**WHAT IS NEEDED**
In the data, extract each line that holds the string "other".

======

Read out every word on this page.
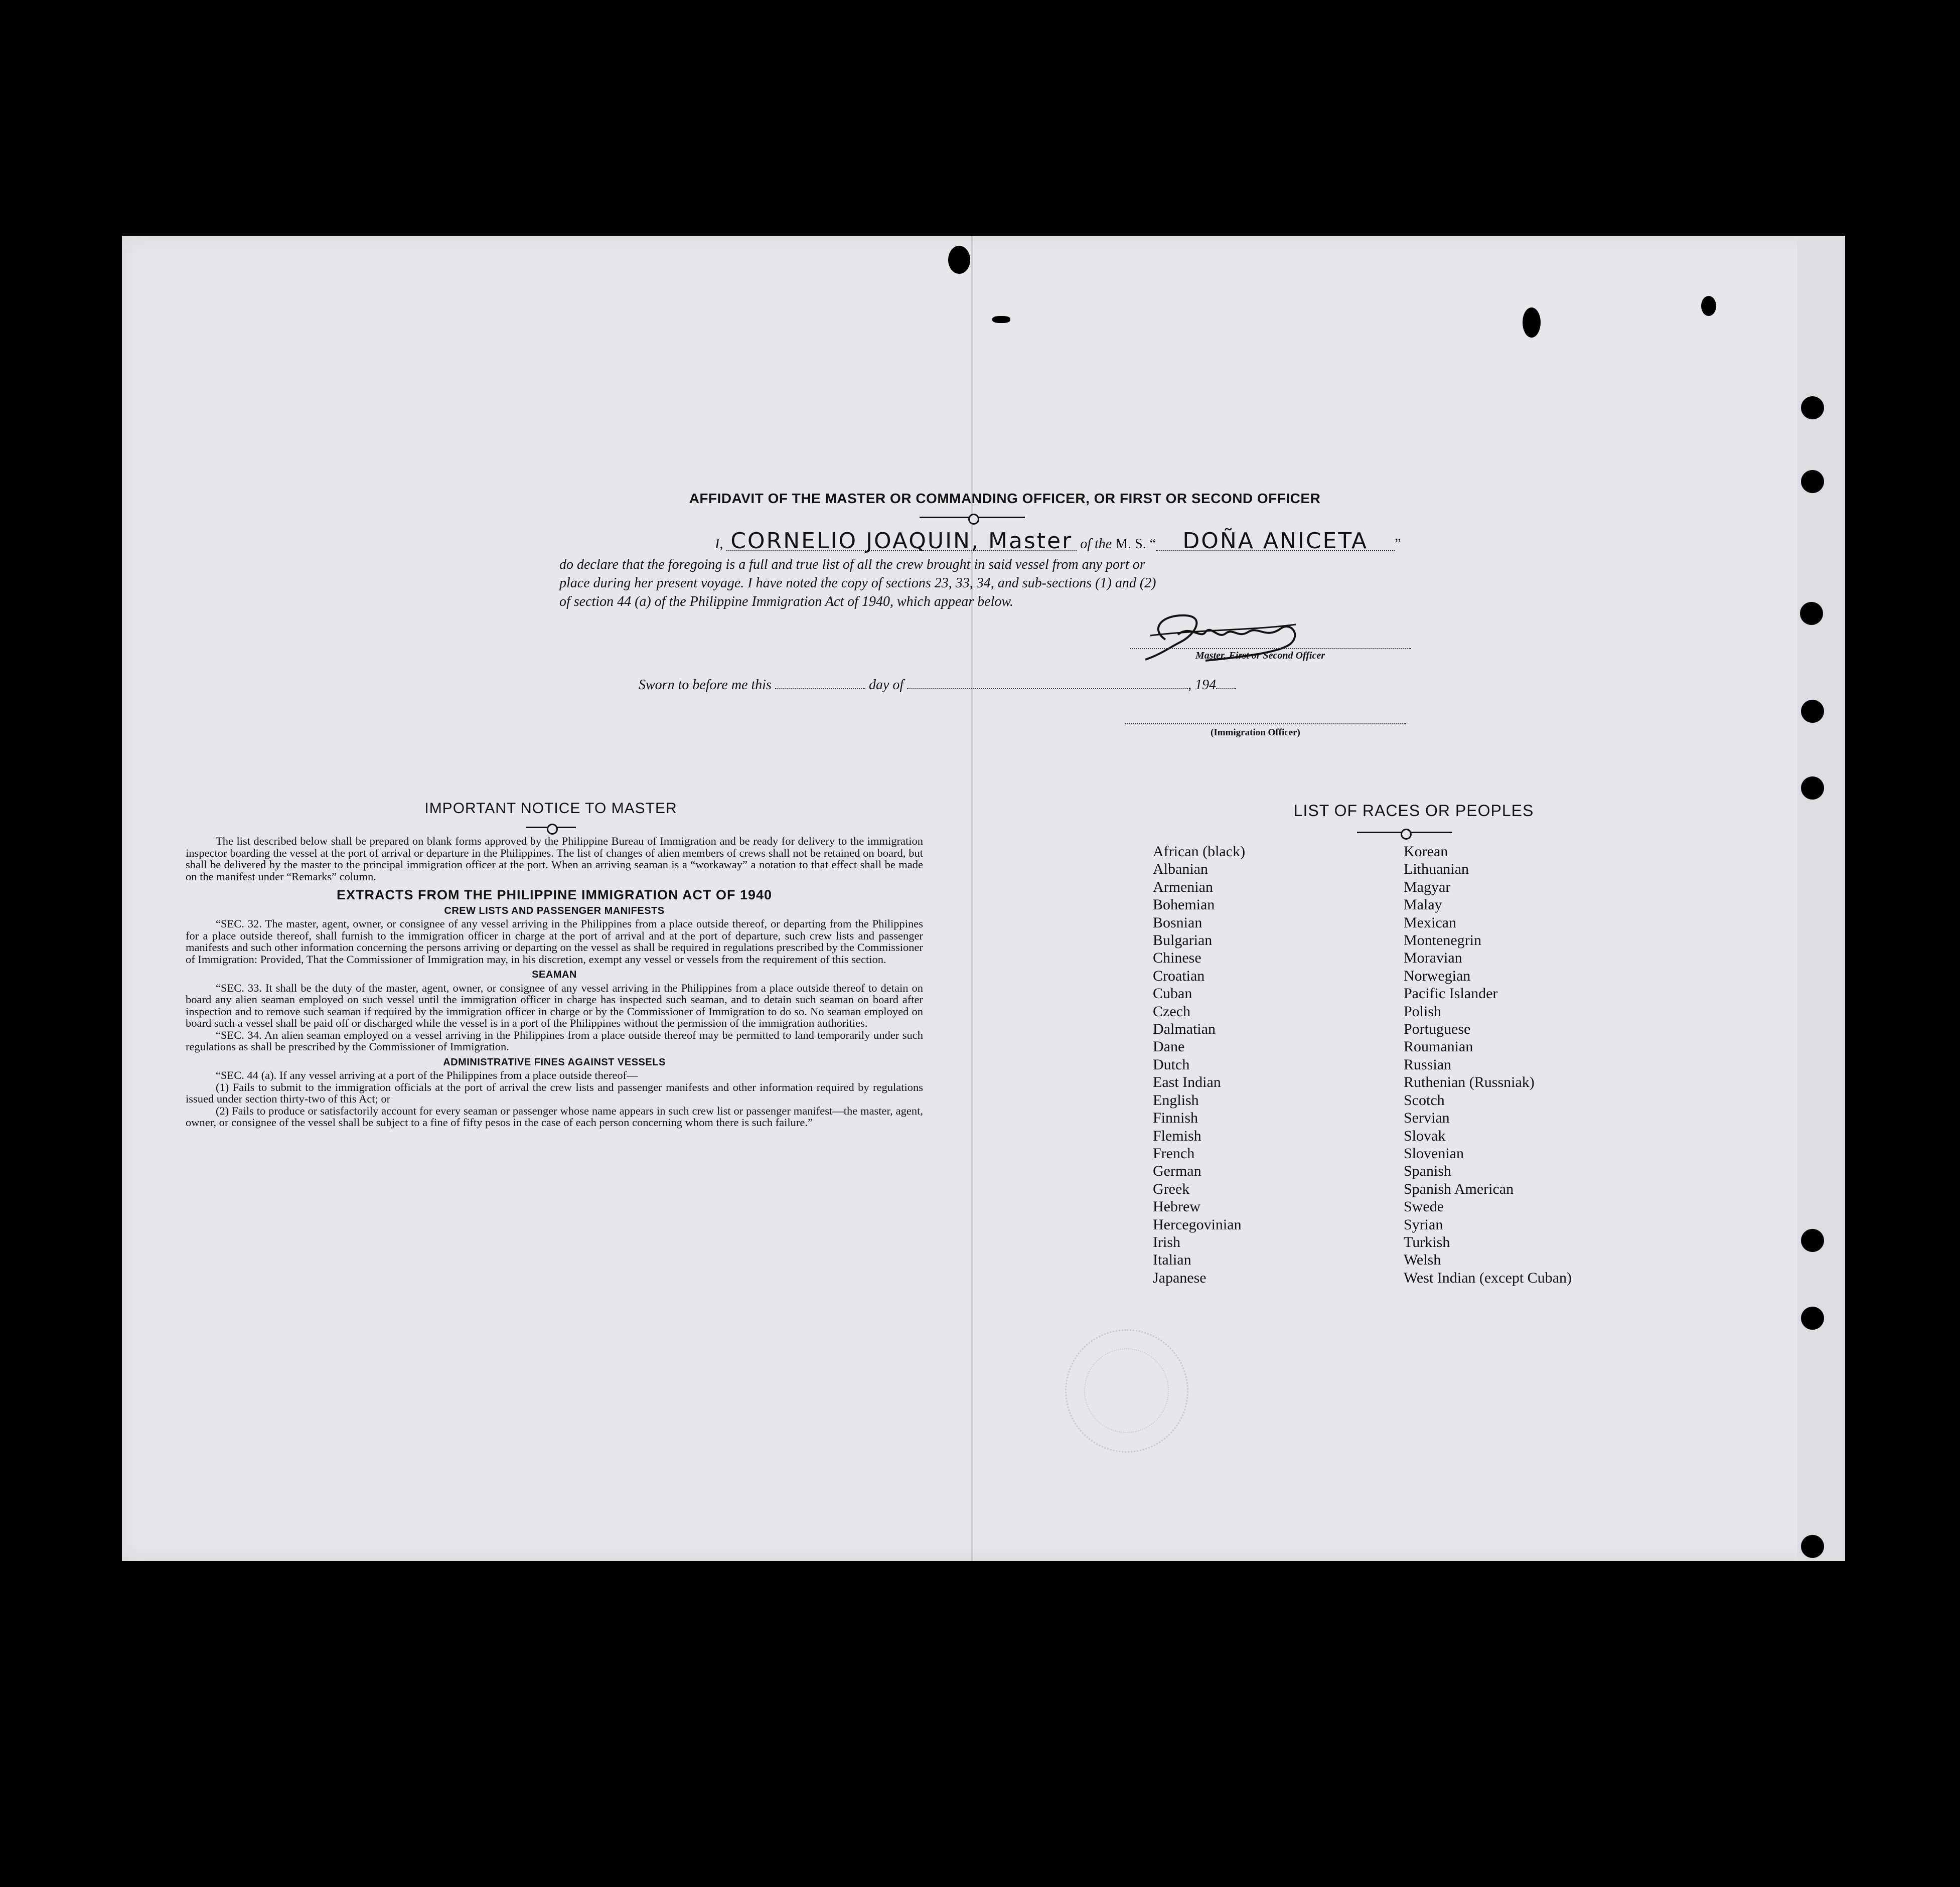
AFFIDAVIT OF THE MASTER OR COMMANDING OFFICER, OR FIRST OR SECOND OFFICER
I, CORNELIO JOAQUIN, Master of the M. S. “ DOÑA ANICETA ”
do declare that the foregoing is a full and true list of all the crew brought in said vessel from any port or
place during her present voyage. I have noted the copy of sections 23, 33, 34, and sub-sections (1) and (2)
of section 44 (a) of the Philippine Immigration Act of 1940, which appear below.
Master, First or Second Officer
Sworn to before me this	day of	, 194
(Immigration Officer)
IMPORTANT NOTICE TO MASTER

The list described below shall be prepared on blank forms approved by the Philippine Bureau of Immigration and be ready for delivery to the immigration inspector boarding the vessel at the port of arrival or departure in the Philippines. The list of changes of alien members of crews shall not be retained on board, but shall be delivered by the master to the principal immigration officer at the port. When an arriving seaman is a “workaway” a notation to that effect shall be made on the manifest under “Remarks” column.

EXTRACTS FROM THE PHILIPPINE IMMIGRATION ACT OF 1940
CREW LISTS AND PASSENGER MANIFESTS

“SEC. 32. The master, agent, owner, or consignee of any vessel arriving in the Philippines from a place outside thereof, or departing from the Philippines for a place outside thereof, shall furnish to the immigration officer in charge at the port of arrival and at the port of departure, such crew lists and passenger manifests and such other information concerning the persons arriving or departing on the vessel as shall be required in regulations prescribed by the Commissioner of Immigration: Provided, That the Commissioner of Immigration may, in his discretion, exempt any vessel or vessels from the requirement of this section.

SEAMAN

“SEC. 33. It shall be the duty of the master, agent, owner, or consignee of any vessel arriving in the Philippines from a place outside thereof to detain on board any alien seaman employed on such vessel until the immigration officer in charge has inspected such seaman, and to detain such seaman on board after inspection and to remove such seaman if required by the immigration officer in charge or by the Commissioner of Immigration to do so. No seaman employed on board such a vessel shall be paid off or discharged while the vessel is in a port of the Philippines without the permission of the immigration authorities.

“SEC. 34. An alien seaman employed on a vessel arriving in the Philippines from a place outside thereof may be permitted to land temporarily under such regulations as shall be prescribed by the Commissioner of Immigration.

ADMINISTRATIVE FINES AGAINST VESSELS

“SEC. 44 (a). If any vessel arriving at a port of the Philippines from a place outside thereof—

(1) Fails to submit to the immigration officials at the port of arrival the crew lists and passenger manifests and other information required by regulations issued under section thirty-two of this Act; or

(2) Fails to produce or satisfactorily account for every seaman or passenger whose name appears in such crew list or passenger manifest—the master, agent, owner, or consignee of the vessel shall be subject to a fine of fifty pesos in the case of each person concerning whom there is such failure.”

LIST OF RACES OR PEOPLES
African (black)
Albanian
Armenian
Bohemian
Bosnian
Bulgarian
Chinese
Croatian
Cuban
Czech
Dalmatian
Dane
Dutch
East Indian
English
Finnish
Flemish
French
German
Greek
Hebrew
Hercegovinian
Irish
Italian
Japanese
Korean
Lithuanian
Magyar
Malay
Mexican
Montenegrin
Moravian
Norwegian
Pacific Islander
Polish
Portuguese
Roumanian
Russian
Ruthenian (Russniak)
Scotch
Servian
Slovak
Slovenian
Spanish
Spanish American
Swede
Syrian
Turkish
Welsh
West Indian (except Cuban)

======

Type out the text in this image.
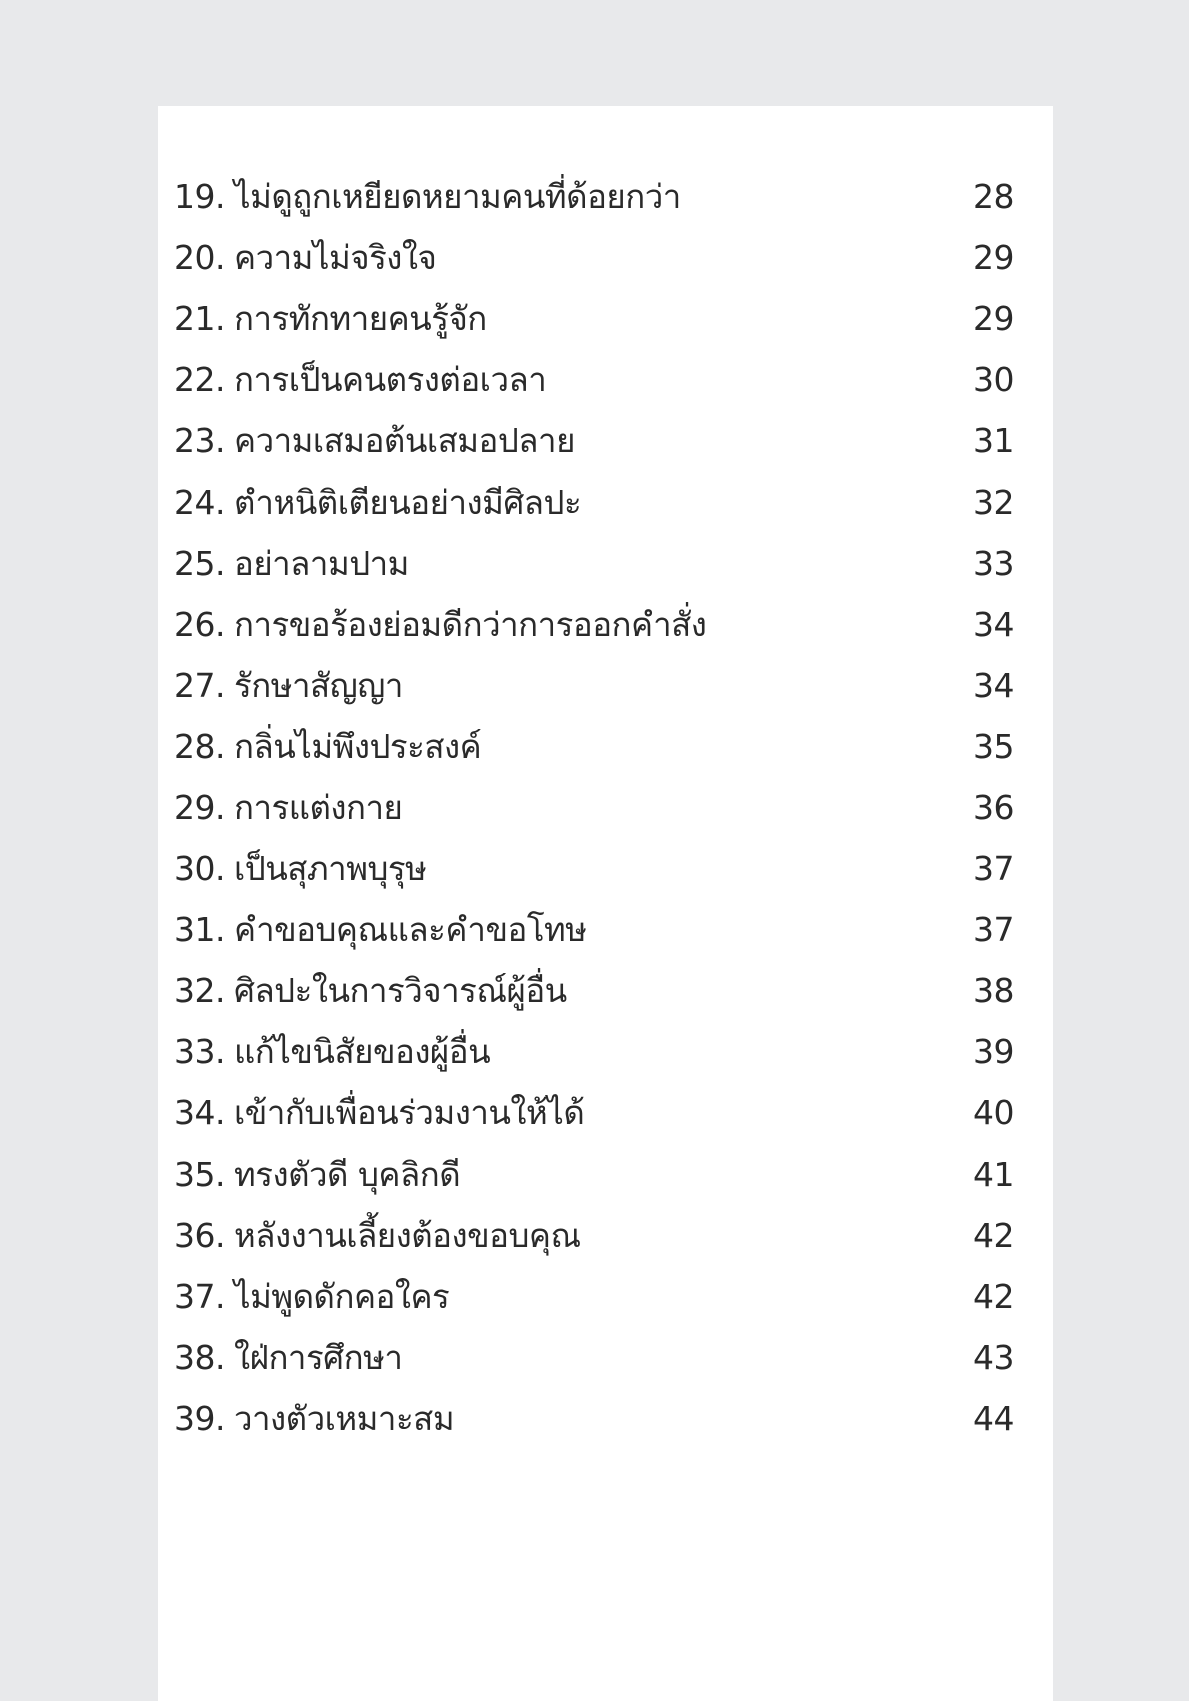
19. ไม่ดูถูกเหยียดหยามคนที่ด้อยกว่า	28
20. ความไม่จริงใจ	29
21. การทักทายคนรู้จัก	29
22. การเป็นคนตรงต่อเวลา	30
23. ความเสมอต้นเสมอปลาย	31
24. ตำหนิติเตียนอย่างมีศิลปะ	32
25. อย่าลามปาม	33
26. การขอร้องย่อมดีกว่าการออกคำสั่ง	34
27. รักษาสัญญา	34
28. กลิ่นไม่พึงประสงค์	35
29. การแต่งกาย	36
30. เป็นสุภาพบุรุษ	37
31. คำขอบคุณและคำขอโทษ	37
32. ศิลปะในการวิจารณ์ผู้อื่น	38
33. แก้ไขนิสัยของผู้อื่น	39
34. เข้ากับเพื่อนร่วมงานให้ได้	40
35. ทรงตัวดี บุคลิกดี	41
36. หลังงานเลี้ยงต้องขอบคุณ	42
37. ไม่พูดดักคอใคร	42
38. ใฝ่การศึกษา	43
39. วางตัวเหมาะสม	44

======

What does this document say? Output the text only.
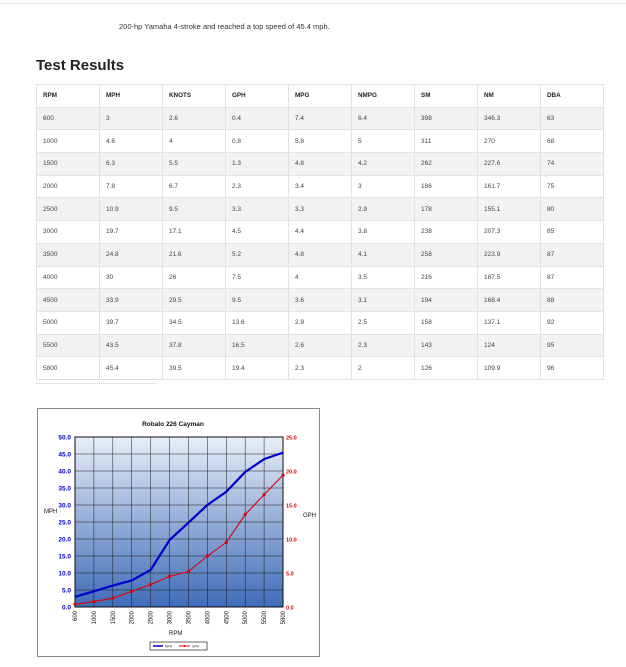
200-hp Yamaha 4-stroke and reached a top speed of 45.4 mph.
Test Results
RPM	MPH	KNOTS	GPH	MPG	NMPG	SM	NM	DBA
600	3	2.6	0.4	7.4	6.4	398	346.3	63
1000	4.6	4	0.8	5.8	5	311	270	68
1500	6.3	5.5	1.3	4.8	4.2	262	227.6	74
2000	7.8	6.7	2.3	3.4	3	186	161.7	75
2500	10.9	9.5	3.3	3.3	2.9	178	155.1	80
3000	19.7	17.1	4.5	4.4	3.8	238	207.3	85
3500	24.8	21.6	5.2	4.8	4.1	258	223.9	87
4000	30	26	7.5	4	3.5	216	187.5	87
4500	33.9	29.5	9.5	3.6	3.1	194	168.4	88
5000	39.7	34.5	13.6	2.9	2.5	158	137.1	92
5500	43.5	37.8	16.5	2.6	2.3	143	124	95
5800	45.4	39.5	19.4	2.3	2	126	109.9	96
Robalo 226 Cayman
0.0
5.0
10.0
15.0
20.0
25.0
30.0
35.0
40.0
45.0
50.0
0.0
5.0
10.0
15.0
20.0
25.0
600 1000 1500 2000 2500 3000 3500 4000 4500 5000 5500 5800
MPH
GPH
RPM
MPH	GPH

======

**REPLY TO THE EXERCISE**
“SEC. 32. The master, agent, owner, or consignee of any vessel arriving in the Philippines from a place outside thereof, or departing from the Philippines for a place outside thereof, shall furnish to the immigration officer in charge at the port of arrival and at the port of departure, such crew lists and passenger manifests and such other information concerning the persons arriving or departing on the vessel as shall be required in regulations prescribed by the Commissioner of Immigration: Provided, That the Commissioner of Immigration may, in his discretion, exempt any vessel or vessels from the requirement of this section.
(1) Fails to submit to the immigration officials at the port of arrival the crew lists and passenger manifests and other information required by regulations issued under section thirty-two of this Act; or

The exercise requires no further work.